◆ **Work to be completed**
Locate the lines where "подібних" occurs and copy them as they stand.

◆ **Information given**
---+---

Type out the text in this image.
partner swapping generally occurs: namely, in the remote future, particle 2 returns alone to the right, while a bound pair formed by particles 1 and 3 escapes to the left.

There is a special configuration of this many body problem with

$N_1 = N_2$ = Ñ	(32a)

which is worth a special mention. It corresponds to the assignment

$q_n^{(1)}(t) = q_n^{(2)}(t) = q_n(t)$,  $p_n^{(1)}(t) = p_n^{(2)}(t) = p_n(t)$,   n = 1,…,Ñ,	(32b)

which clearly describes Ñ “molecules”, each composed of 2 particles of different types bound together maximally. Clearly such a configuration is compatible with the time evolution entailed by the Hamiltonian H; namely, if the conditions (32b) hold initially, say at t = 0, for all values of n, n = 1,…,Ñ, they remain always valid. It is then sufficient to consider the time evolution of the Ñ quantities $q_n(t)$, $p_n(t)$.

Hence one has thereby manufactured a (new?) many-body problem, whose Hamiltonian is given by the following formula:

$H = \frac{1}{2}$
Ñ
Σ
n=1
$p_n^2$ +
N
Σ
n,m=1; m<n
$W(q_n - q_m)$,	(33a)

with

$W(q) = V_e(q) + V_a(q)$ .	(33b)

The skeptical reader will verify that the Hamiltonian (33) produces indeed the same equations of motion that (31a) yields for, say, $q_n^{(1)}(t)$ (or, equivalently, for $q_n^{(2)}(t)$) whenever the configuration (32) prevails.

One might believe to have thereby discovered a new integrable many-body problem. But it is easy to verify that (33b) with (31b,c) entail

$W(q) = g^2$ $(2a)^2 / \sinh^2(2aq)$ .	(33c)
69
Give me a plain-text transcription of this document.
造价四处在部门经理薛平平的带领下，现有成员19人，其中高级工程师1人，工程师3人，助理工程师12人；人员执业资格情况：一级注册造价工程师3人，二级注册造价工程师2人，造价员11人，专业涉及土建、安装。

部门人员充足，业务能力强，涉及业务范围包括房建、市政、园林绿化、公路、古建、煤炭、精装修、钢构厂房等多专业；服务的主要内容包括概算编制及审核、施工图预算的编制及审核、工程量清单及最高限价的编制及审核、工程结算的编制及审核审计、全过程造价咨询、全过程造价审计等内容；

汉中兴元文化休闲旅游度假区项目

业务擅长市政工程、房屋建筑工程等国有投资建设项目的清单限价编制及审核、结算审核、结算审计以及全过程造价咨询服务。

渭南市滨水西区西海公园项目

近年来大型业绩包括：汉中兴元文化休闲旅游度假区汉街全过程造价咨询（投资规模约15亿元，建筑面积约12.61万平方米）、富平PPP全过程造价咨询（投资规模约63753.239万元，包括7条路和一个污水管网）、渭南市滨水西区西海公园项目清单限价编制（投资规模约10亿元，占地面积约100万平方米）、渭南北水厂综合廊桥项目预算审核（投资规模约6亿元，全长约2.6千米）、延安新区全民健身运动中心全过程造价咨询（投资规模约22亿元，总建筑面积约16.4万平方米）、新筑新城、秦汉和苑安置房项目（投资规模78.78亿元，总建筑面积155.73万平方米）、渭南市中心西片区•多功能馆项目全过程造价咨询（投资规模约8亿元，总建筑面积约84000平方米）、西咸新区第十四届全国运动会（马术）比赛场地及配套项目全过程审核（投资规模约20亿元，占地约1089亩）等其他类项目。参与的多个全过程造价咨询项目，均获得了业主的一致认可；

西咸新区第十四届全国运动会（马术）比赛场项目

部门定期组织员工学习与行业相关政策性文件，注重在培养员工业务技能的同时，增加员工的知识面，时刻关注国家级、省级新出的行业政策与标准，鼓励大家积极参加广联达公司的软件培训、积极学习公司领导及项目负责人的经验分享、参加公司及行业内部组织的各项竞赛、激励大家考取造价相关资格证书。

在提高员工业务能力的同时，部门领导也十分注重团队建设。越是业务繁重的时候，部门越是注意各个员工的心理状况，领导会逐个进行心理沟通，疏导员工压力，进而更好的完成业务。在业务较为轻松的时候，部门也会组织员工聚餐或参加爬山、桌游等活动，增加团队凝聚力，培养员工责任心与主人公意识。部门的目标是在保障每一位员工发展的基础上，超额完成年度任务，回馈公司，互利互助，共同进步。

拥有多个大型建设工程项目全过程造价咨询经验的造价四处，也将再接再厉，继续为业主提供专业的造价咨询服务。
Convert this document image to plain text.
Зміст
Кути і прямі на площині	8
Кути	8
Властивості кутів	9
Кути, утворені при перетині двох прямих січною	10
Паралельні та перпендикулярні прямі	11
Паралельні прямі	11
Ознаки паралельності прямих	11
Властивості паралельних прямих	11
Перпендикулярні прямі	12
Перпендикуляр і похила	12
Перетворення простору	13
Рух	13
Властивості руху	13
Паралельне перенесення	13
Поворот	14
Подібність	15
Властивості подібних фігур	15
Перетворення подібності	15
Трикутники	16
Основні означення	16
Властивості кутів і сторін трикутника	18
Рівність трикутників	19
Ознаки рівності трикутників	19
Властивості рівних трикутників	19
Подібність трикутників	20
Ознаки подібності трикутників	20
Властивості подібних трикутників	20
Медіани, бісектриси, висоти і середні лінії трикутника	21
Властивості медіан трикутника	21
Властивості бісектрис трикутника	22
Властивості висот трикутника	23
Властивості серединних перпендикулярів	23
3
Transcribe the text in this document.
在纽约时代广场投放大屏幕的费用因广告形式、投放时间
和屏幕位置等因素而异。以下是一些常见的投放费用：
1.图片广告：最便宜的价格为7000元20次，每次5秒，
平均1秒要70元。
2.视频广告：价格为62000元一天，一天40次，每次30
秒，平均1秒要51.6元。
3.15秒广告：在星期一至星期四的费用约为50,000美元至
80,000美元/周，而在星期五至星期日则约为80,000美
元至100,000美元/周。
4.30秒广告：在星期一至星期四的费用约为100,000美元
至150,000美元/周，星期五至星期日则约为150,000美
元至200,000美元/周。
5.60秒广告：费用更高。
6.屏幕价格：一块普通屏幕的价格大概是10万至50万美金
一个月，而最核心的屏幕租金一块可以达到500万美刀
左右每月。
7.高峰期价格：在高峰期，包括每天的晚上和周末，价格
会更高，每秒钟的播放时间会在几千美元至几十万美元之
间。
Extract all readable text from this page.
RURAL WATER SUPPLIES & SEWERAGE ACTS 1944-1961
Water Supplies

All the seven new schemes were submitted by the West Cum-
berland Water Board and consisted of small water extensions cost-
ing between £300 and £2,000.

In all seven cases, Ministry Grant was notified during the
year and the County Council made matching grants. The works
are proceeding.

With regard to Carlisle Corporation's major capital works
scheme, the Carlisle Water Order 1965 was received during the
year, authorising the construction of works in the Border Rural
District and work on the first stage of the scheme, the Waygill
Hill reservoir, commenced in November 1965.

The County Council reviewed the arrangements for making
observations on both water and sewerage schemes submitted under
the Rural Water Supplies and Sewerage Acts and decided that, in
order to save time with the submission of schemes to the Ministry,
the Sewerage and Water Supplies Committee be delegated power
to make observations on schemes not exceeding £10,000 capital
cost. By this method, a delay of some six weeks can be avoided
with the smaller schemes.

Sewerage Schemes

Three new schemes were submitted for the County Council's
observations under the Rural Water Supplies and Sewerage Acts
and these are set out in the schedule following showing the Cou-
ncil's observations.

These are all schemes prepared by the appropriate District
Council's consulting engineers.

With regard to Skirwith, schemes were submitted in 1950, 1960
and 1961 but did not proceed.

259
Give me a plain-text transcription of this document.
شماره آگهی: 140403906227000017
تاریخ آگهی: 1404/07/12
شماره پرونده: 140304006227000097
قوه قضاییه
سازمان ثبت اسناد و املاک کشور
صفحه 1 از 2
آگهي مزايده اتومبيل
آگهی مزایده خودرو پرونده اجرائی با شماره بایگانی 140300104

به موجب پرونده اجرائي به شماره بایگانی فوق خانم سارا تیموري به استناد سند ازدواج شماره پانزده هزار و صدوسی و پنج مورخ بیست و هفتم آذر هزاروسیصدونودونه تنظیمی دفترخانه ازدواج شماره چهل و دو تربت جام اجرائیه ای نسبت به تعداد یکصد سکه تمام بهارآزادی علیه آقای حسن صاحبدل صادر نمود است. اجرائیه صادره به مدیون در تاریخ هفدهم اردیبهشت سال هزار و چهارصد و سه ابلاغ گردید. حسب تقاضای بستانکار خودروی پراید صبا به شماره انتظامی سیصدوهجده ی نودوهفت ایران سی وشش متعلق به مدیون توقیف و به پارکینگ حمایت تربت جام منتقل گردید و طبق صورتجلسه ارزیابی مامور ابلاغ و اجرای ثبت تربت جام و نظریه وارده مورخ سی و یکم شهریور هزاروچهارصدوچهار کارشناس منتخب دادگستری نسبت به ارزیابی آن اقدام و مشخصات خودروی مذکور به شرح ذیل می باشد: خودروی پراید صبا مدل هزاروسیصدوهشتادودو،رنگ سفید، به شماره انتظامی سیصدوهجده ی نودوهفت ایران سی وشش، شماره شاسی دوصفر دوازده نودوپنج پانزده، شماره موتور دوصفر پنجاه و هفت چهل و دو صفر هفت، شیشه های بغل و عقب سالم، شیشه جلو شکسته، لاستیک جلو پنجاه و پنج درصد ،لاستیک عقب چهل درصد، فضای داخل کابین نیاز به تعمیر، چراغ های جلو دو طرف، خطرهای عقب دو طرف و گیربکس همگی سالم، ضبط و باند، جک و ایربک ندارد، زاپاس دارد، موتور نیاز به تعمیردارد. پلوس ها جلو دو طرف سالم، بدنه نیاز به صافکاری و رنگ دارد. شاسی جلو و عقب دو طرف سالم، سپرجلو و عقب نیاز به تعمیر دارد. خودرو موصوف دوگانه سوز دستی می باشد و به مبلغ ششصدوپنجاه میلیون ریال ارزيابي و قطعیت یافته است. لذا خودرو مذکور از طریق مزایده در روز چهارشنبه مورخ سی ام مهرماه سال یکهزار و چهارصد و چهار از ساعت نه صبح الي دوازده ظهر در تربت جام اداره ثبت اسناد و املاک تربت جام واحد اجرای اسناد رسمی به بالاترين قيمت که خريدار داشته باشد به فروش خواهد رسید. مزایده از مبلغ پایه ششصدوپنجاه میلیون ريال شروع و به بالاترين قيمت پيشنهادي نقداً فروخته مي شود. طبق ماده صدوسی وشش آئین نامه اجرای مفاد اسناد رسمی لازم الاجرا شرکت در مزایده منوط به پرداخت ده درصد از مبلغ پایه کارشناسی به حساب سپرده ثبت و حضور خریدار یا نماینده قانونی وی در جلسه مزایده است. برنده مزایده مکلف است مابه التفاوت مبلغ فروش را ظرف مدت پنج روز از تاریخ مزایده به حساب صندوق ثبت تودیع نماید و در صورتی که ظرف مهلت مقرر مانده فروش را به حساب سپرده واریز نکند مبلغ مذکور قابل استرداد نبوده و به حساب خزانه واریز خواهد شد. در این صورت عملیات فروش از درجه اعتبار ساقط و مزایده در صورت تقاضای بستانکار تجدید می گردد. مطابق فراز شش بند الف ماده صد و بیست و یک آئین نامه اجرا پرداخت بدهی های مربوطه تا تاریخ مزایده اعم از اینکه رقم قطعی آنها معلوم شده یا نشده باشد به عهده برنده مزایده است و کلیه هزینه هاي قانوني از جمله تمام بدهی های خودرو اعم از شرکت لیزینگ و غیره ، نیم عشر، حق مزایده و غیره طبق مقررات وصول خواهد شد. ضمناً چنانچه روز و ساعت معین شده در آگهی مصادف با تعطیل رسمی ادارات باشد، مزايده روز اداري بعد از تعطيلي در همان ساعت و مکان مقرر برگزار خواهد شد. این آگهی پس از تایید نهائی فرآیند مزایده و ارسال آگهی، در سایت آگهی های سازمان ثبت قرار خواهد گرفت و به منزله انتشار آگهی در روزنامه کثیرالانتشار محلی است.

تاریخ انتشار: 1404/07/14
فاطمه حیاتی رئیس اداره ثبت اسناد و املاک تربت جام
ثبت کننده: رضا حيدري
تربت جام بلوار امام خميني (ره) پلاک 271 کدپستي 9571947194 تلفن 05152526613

---+---

◆ **Result**
Властивості подібних фігур	15
Властивості подібних трикутників	20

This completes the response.